_WHAT NEEDS TO BE DONE_.
From the listing below, tally the lines that include "this". Return only the total.
* start ENTRIES PROVIDED *
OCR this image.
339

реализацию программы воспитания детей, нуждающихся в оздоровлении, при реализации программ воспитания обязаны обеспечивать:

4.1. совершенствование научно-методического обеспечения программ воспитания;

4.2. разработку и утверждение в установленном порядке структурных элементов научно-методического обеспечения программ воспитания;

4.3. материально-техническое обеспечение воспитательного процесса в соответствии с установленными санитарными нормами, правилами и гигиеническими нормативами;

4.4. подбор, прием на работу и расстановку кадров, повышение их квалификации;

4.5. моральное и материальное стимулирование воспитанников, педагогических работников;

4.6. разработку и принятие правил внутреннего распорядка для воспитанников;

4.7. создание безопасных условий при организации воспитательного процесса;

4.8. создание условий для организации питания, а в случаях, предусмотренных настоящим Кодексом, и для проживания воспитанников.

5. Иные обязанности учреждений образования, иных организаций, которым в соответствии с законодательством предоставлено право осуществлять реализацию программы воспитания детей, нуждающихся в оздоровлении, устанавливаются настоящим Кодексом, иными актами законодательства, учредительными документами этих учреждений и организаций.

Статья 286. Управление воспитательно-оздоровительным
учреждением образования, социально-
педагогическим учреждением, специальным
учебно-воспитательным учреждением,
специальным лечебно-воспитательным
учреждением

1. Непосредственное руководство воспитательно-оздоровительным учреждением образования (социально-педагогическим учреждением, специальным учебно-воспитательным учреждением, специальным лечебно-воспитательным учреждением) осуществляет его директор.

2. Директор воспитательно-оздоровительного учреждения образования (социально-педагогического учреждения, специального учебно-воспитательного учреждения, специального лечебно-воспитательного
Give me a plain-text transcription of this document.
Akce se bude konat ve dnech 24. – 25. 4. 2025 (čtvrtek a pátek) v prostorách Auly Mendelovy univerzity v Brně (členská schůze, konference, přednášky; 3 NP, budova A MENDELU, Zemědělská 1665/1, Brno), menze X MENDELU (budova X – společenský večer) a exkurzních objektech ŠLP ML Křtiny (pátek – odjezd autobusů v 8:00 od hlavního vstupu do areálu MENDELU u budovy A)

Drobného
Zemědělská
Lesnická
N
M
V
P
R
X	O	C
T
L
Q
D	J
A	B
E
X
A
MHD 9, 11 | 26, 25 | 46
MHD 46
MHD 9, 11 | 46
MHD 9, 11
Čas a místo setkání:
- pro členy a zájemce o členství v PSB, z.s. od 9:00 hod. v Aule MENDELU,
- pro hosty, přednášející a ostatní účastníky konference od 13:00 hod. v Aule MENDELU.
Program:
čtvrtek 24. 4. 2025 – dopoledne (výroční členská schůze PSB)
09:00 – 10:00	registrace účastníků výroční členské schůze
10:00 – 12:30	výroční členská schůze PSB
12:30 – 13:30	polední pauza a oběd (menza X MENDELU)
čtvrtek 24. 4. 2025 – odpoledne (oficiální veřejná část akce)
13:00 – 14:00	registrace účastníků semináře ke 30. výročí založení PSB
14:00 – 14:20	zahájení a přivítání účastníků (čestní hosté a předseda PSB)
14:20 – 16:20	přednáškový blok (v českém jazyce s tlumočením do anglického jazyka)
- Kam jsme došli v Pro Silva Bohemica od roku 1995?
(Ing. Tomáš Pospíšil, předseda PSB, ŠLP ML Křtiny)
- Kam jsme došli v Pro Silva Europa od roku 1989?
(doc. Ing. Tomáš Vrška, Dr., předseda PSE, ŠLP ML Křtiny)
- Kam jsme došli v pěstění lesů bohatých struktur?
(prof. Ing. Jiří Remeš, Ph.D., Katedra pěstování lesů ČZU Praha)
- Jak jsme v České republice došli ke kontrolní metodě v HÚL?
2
* end ENTRIES PROVIDED *
_EXPECTED ANSWER_.
2